▶ Goal: Count the lines of the material that contain the string "body", and reply with only the number.

[Region and label listings]
-*-*-

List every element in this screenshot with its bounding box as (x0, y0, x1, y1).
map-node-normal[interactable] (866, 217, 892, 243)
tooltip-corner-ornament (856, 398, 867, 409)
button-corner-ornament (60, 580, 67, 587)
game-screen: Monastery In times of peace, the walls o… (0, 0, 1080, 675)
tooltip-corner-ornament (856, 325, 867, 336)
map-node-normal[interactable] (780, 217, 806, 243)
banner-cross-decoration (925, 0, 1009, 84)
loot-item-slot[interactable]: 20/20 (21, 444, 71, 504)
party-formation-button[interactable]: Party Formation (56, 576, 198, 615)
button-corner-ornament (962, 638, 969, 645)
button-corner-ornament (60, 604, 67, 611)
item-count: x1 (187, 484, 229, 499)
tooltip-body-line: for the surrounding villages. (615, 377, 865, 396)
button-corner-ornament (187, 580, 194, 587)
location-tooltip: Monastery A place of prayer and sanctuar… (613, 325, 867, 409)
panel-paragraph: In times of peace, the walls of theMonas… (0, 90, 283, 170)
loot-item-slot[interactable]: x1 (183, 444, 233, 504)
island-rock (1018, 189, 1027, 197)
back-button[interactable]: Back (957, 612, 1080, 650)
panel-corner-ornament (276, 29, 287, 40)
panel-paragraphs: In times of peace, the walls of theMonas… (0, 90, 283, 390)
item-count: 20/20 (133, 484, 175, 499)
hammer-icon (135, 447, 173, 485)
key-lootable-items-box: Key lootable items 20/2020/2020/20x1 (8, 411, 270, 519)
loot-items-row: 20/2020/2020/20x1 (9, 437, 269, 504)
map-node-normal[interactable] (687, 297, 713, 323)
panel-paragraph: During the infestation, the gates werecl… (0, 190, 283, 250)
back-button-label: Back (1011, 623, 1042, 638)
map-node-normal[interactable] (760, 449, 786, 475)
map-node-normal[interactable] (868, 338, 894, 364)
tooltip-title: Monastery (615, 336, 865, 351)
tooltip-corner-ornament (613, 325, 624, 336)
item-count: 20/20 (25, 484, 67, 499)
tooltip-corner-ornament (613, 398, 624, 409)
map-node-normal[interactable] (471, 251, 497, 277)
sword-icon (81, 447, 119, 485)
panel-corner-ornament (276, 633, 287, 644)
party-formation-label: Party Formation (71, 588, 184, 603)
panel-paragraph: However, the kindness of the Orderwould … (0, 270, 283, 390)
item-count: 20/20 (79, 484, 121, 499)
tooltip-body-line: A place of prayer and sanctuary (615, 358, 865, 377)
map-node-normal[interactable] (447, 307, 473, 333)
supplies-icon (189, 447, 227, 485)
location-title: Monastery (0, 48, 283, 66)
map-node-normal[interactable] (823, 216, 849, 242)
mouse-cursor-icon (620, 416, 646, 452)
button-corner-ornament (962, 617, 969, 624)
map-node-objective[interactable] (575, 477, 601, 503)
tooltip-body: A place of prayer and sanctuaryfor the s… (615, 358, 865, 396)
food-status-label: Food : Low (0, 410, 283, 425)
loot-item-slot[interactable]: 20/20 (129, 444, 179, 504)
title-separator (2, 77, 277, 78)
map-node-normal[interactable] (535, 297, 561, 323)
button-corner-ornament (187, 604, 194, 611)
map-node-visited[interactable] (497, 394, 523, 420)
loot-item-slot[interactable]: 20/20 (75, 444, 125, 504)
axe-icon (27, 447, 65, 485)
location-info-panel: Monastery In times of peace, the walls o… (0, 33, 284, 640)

-*-*-

▶ Response to this exercise: 3